- _Aim_
Copy the entries below exactly. Images do not belong in the copy.

## Start Provided entries

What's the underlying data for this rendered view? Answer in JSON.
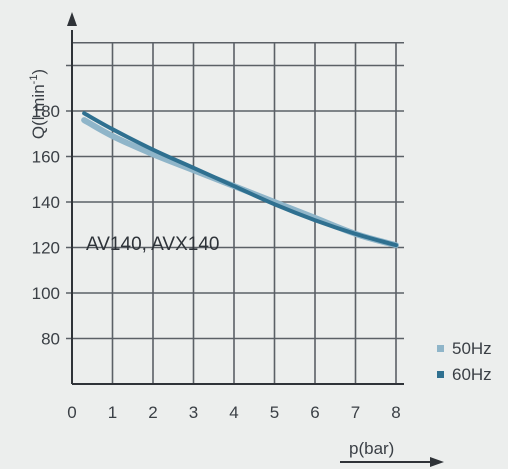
{
  "chart_data": {
    "type": "line",
    "xlabel": "p(bar)",
    "ylabel": "Q(l.min-1)",
    "xlim": [
      0,
      8
    ],
    "ylim": [
      60,
      220
    ],
    "x_ticks": [
      0,
      1,
      2,
      3,
      4,
      5,
      6,
      7,
      8
    ],
    "y_ticks": [
      80,
      100,
      120,
      140,
      160,
      180
    ],
    "grid": true,
    "annotation": "AV140, AVX140",
    "legend_position": "bottom-right",
    "series": [
      {
        "name": "50Hz",
        "color": "#8fb5c9",
        "x": [
          0.3,
          1,
          2,
          3,
          4,
          5,
          6,
          7,
          8
        ],
        "y": [
          176,
          169,
          161,
          154,
          147,
          140,
          133,
          126,
          121
        ]
      },
      {
        "name": "60Hz",
        "color": "#2f7090",
        "x": [
          0.3,
          1,
          2,
          3,
          4,
          5,
          6,
          7,
          8
        ],
        "y": [
          179,
          172,
          163,
          155,
          147,
          139,
          132,
          126,
          121
        ]
      }
    ]
  }
}
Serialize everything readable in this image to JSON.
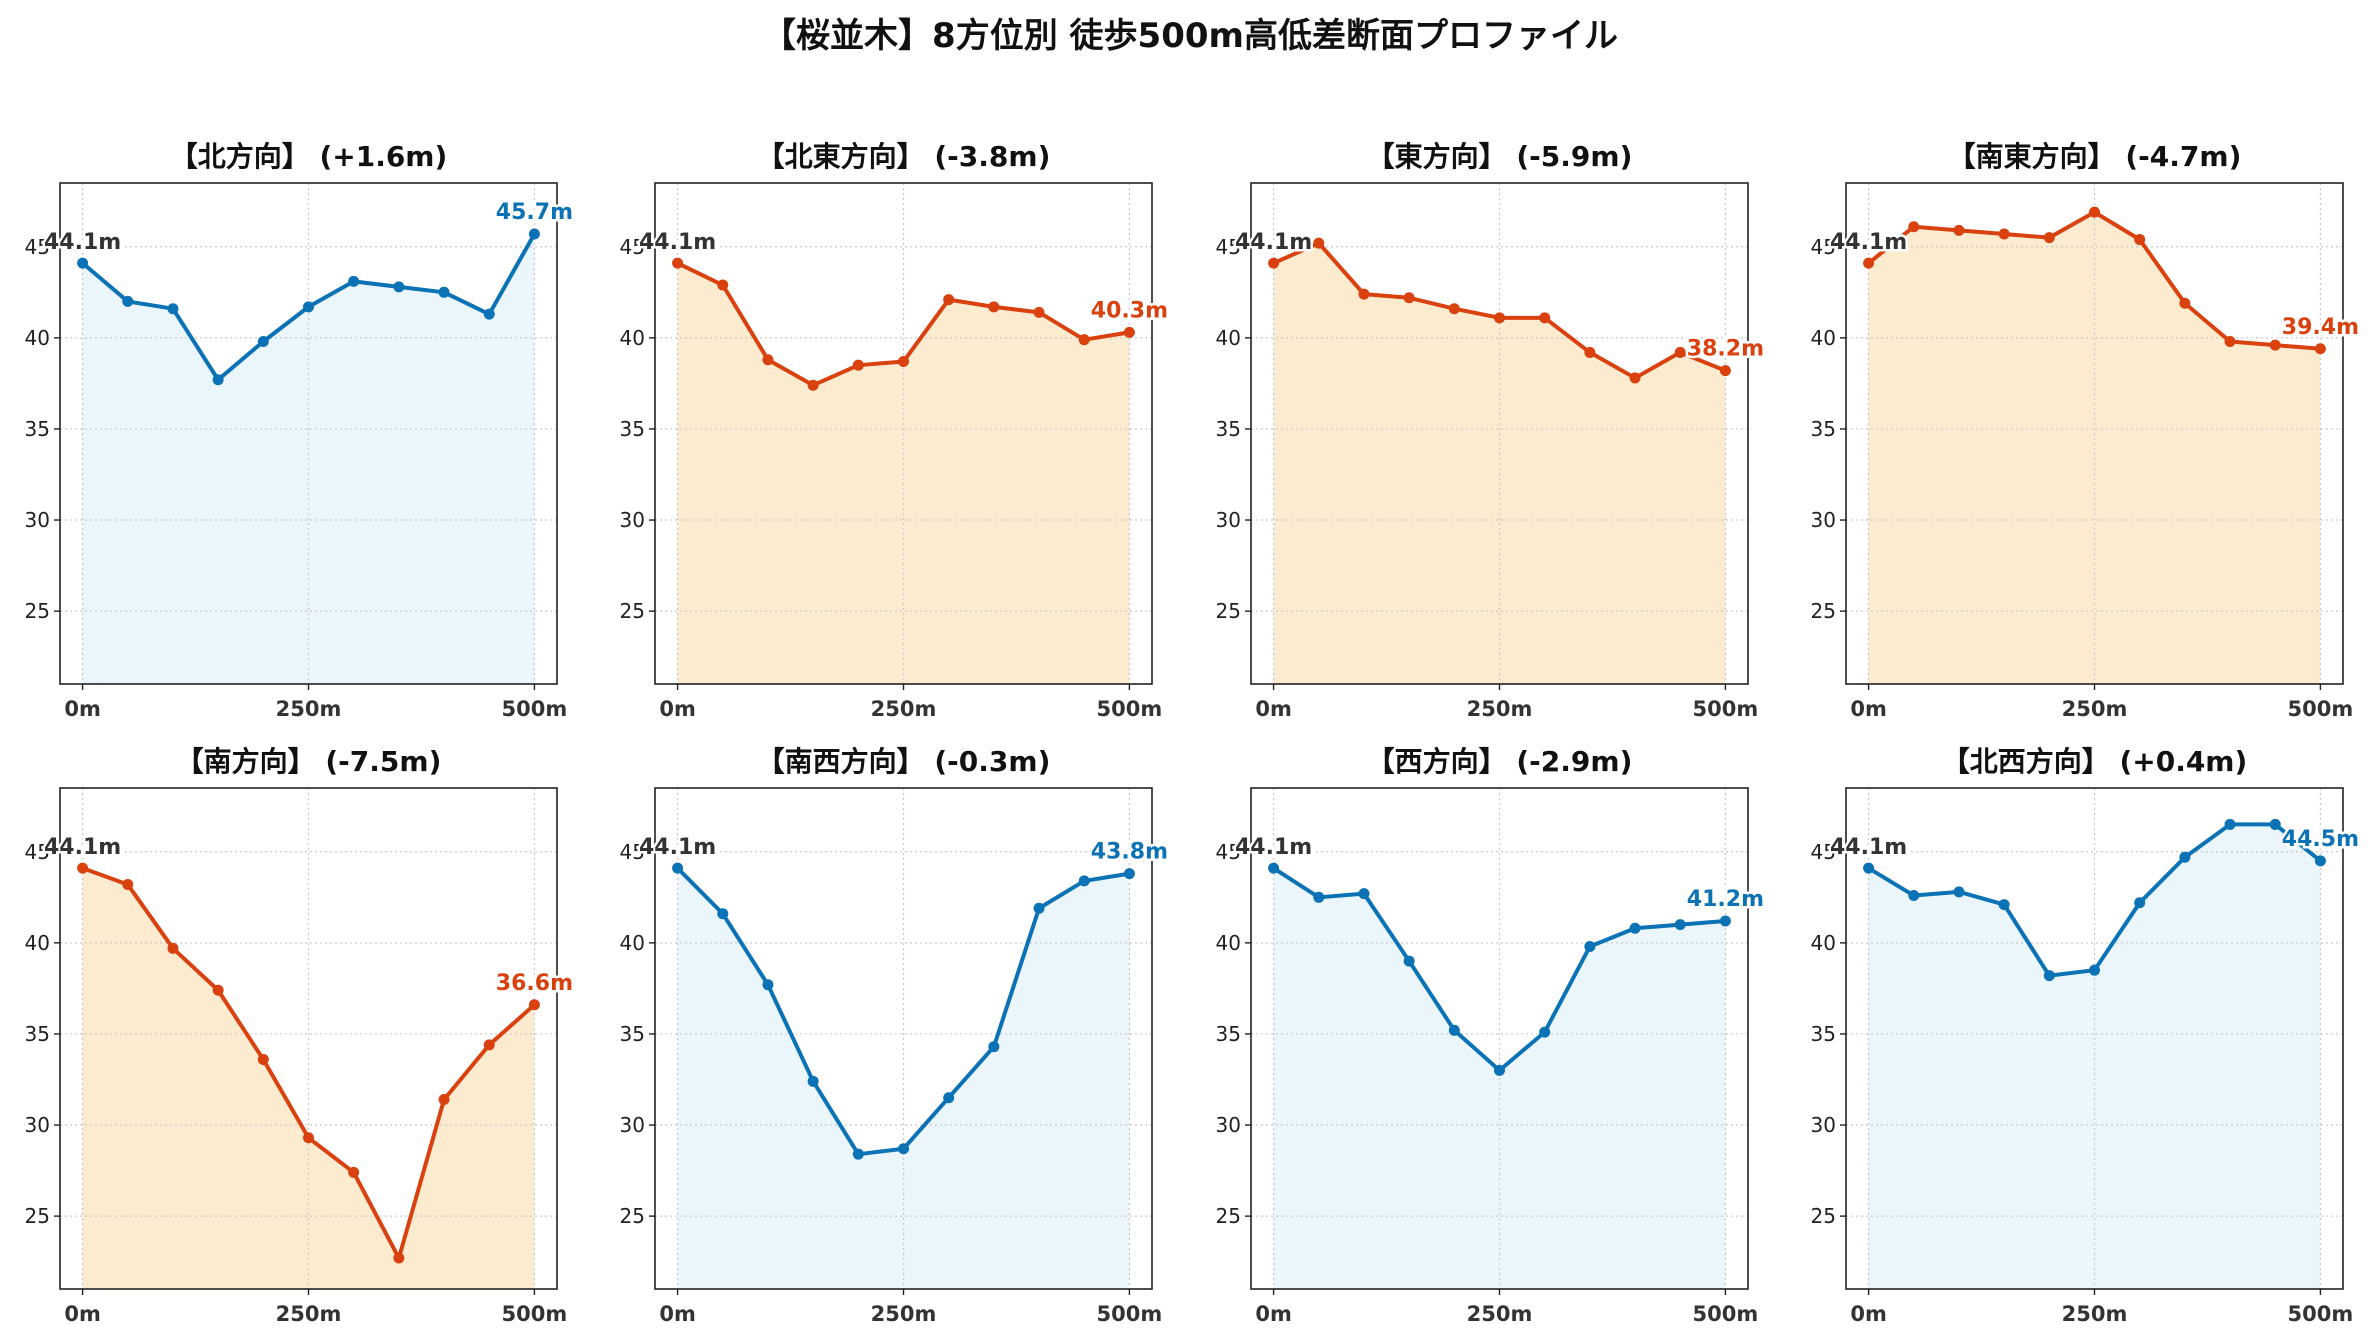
{
  "title": "【桜並木】8方位別 徒歩500m高低差断面プロファイル",
  "colors": {
    "up_line": "#0a72b5",
    "up_fill": "#eaf6fc",
    "down_line": "#d9410f",
    "down_fill": "#fdebd0",
    "start_label": "#333333"
  },
  "chart_data": [
    {
      "type": "line",
      "title": "【北方向】 (+1.6m)",
      "trend": "up",
      "x": [
        0,
        50,
        100,
        150,
        200,
        250,
        300,
        350,
        400,
        450,
        500
      ],
      "values": [
        44.1,
        42.0,
        41.6,
        37.7,
        39.8,
        41.7,
        43.1,
        42.8,
        42.5,
        41.3,
        45.7
      ],
      "start_label": "44.1m",
      "end_label": "45.7m",
      "ylim": [
        21,
        48.5
      ],
      "yticks": [
        "25",
        "30",
        "35",
        "40",
        "45"
      ],
      "xticks": [
        "0m",
        "250m",
        "500m"
      ]
    },
    {
      "type": "line",
      "title": "【北東方向】 (-3.8m)",
      "trend": "down",
      "x": [
        0,
        50,
        100,
        150,
        200,
        250,
        300,
        350,
        400,
        450,
        500
      ],
      "values": [
        44.1,
        42.9,
        38.8,
        37.4,
        38.5,
        38.7,
        42.1,
        41.7,
        41.4,
        39.9,
        40.3
      ],
      "start_label": "44.1m",
      "end_label": "40.3m",
      "ylim": [
        21,
        48.5
      ],
      "yticks": [
        "25",
        "30",
        "35",
        "40",
        "45"
      ],
      "xticks": [
        "0m",
        "250m",
        "500m"
      ]
    },
    {
      "type": "line",
      "title": "【東方向】 (-5.9m)",
      "trend": "down",
      "x": [
        0,
        50,
        100,
        150,
        200,
        250,
        300,
        350,
        400,
        450,
        500
      ],
      "values": [
        44.1,
        45.2,
        42.4,
        42.2,
        41.6,
        41.1,
        41.1,
        39.2,
        37.8,
        39.2,
        38.2
      ],
      "start_label": "44.1m",
      "end_label": "38.2m",
      "ylim": [
        21,
        48.5
      ],
      "yticks": [
        "25",
        "30",
        "35",
        "40",
        "45"
      ],
      "xticks": [
        "0m",
        "250m",
        "500m"
      ]
    },
    {
      "type": "line",
      "title": "【南東方向】 (-4.7m)",
      "trend": "down",
      "x": [
        0,
        50,
        100,
        150,
        200,
        250,
        300,
        350,
        400,
        450,
        500
      ],
      "values": [
        44.1,
        46.1,
        45.9,
        45.7,
        45.5,
        46.9,
        45.4,
        41.9,
        39.8,
        39.6,
        39.4
      ],
      "start_label": "44.1m",
      "end_label": "39.4m",
      "ylim": [
        21,
        48.5
      ],
      "yticks": [
        "25",
        "30",
        "35",
        "40",
        "45"
      ],
      "xticks": [
        "0m",
        "250m",
        "500m"
      ]
    },
    {
      "type": "line",
      "title": "【南方向】 (-7.5m)",
      "trend": "down",
      "x": [
        0,
        50,
        100,
        150,
        200,
        250,
        300,
        350,
        400,
        450,
        500
      ],
      "values": [
        44.1,
        43.2,
        39.7,
        37.4,
        33.6,
        29.3,
        27.4,
        22.7,
        31.4,
        34.4,
        36.6
      ],
      "start_label": "44.1m",
      "end_label": "36.6m",
      "ylim": [
        21,
        48.5
      ],
      "yticks": [
        "25",
        "30",
        "35",
        "40",
        "45"
      ],
      "xticks": [
        "0m",
        "250m",
        "500m"
      ]
    },
    {
      "type": "line",
      "title": "【南西方向】 (-0.3m)",
      "trend": "up",
      "x": [
        0,
        50,
        100,
        150,
        200,
        250,
        300,
        350,
        400,
        450,
        500
      ],
      "values": [
        44.1,
        41.6,
        37.7,
        32.4,
        28.4,
        28.7,
        31.5,
        34.3,
        41.9,
        43.4,
        43.8
      ],
      "start_label": "44.1m",
      "end_label": "43.8m",
      "ylim": [
        21,
        48.5
      ],
      "yticks": [
        "25",
        "30",
        "35",
        "40",
        "45"
      ],
      "xticks": [
        "0m",
        "250m",
        "500m"
      ]
    },
    {
      "type": "line",
      "title": "【西方向】 (-2.9m)",
      "trend": "up",
      "x": [
        0,
        50,
        100,
        150,
        200,
        250,
        300,
        350,
        400,
        450,
        500
      ],
      "values": [
        44.1,
        42.5,
        42.7,
        39.0,
        35.2,
        33.0,
        35.1,
        39.8,
        40.8,
        41.0,
        41.2
      ],
      "start_label": "44.1m",
      "end_label": "41.2m",
      "ylim": [
        21,
        48.5
      ],
      "yticks": [
        "25",
        "30",
        "35",
        "40",
        "45"
      ],
      "xticks": [
        "0m",
        "250m",
        "500m"
      ]
    },
    {
      "type": "line",
      "title": "【北西方向】 (+0.4m)",
      "trend": "up",
      "x": [
        0,
        50,
        100,
        150,
        200,
        250,
        300,
        350,
        400,
        450,
        500
      ],
      "values": [
        44.1,
        42.6,
        42.8,
        42.1,
        38.2,
        38.5,
        42.2,
        44.7,
        46.5,
        46.5,
        44.5
      ],
      "start_label": "44.1m",
      "end_label": "44.5m",
      "ylim": [
        21,
        48.5
      ],
      "yticks": [
        "25",
        "30",
        "35",
        "40",
        "45"
      ],
      "xticks": [
        "0m",
        "250m",
        "500m"
      ]
    }
  ]
}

## End Provided entries

- _Exercise output_
What's the underlying data for this rendered view? Answer in JSON.
{
  "chart_data": {
    "type": "line",
    "xlabel": "p(bar)",
    "ylabel": "Q(l.min-1)",
    "xlim": [
      0,
      8
    ],
    "ylim": [
      60,
      220
    ],
    "x_ticks": [
      0,
      1,
      2,
      3,
      4,
      5,
      6,
      7,
      8
    ],
    "y_ticks": [
      80,
      100,
      120,
      140,
      160,
      180
    ],
    "grid": true,
    "annotation": "AV140, AVX140",
    "legend_position": "bottom-right",
    "series": [
      {
        "name": "50Hz",
        "color": "#8fb5c9",
        "x": [
          0.3,
          1,
          2,
          3,
          4,
          5,
          6,
          7,
          8
        ],
        "y": [
          176,
          169,
          161,
          154,
          147,
          140,
          133,
          126,
          121
        ]
      },
      {
        "name": "60Hz",
        "color": "#2f7090",
        "x": [
          0.3,
          1,
          2,
          3,
          4,
          5,
          6,
          7,
          8
        ],
        "y": [
          179,
          172,
          163,
          155,
          147,
          139,
          132,
          126,
          121
        ]
      }
    ]
  }
}
Serialize everything readable in this image to JSON.
{
  "title": "【桜並木】8方位別 徒歩500m高低差断面プロファイル",
  "colors": {
    "up_line": "#0a72b5",
    "up_fill": "#eaf6fc",
    "down_line": "#d9410f",
    "down_fill": "#fdebd0",
    "start_label": "#333333"
  },
  "chart_data": [
    {
      "type": "line",
      "title": "【北方向】 (+1.6m)",
      "trend": "up",
      "x": [
        0,
        50,
        100,
        150,
        200,
        250,
        300,
        350,
        400,
        450,
        500
      ],
      "values": [
        44.1,
        42.0,
        41.6,
        37.7,
        39.8,
        41.7,
        43.1,
        42.8,
        42.5,
        41.3,
        45.7
      ],
      "start_label": "44.1m",
      "end_label": "45.7m",
      "ylim": [
        21,
        48.5
      ],
      "yticks": [
        "25",
        "30",
        "35",
        "40",
        "45"
      ],
      "xticks": [
        "0m",
        "250m",
        "500m"
      ]
    },
    {
      "type": "line",
      "title": "【北東方向】 (-3.8m)",
      "trend": "down",
      "x": [
        0,
        50,
        100,
        150,
        200,
        250,
        300,
        350,
        400,
        450,
        500
      ],
      "values": [
        44.1,
        42.9,
        38.8,
        37.4,
        38.5,
        38.7,
        42.1,
        41.7,
        41.4,
        39.9,
        40.3
      ],
      "start_label": "44.1m",
      "end_label": "40.3m",
      "ylim": [
        21,
        48.5
      ],
      "yticks": [
        "25",
        "30",
        "35",
        "40",
        "45"
      ],
      "xticks": [
        "0m",
        "250m",
        "500m"
      ]
    },
    {
      "type": "line",
      "title": "【東方向】 (-5.9m)",
      "trend": "down",
      "x": [
        0,
        50,
        100,
        150,
        200,
        250,
        300,
        350,
        400,
        450,
        500
      ],
      "values": [
        44.1,
        45.2,
        42.4,
        42.2,
        41.6,
        41.1,
        41.1,
        39.2,
        37.8,
        39.2,
        38.2
      ],
      "start_label": "44.1m",
      "end_label": "38.2m",
      "ylim": [
        21,
        48.5
      ],
      "yticks": [
        "25",
        "30",
        "35",
        "40",
        "45"
      ],
      "xticks": [
        "0m",
        "250m",
        "500m"
      ]
    },
    {
      "type": "line",
      "title": "【南東方向】 (-4.7m)",
      "trend": "down",
      "x": [
        0,
        50,
        100,
        150,
        200,
        250,
        300,
        350,
        400,
        450,
        500
      ],
      "values": [
        44.1,
        46.1,
        45.9,
        45.7,
        45.5,
        46.9,
        45.4,
        41.9,
        39.8,
        39.6,
        39.4
      ],
      "start_label": "44.1m",
      "end_label": "39.4m",
      "ylim": [
        21,
        48.5
      ],
      "yticks": [
        "25",
        "30",
        "35",
        "40",
        "45"
      ],
      "xticks": [
        "0m",
        "250m",
        "500m"
      ]
    },
    {
      "type": "line",
      "title": "【南方向】 (-7.5m)",
      "trend": "down",
      "x": [
        0,
        50,
        100,
        150,
        200,
        250,
        300,
        350,
        400,
        450,
        500
      ],
      "values": [
        44.1,
        43.2,
        39.7,
        37.4,
        33.6,
        29.3,
        27.4,
        22.7,
        31.4,
        34.4,
        36.6
      ],
      "start_label": "44.1m",
      "end_label": "36.6m",
      "ylim": [
        21,
        48.5
      ],
      "yticks": [
        "25",
        "30",
        "35",
        "40",
        "45"
      ],
      "xticks": [
        "0m",
        "250m",
        "500m"
      ]
    },
    {
      "type": "line",
      "title": "【南西方向】 (-0.3m)",
      "trend": "up",
      "x": [
        0,
        50,
        100,
        150,
        200,
        250,
        300,
        350,
        400,
        450,
        500
      ],
      "values": [
        44.1,
        41.6,
        37.7,
        32.4,
        28.4,
        28.7,
        31.5,
        34.3,
        41.9,
        43.4,
        43.8
      ],
      "start_label": "44.1m",
      "end_label": "43.8m",
      "ylim": [
        21,
        48.5
      ],
      "yticks": [
        "25",
        "30",
        "35",
        "40",
        "45"
      ],
      "xticks": [
        "0m",
        "250m",
        "500m"
      ]
    },
    {
      "type": "line",
      "title": "【西方向】 (-2.9m)",
      "trend": "up",
      "x": [
        0,
        50,
        100,
        150,
        200,
        250,
        300,
        350,
        400,
        450,
        500
      ],
      "values": [
        44.1,
        42.5,
        42.7,
        39.0,
        35.2,
        33.0,
        35.1,
        39.8,
        40.8,
        41.0,
        41.2
      ],
      "start_label": "44.1m",
      "end_label": "41.2m",
      "ylim": [
        21,
        48.5
      ],
      "yticks": [
        "25",
        "30",
        "35",
        "40",
        "45"
      ],
      "xticks": [
        "0m",
        "250m",
        "500m"
      ]
    },
    {
      "type": "line",
      "title": "【北西方向】 (+0.4m)",
      "trend": "up",
      "x": [
        0,
        50,
        100,
        150,
        200,
        250,
        300,
        350,
        400,
        450,
        500
      ],
      "values": [
        44.1,
        42.6,
        42.8,
        42.1,
        38.2,
        38.5,
        42.2,
        44.7,
        46.5,
        46.5,
        44.5
      ],
      "start_label": "44.1m",
      "end_label": "44.5m",
      "ylim": [
        21,
        48.5
      ],
      "yticks": [
        "25",
        "30",
        "35",
        "40",
        "45"
      ],
      "xticks": [
        "0m",
        "250m",
        "500m"
      ]
    }
  ]
}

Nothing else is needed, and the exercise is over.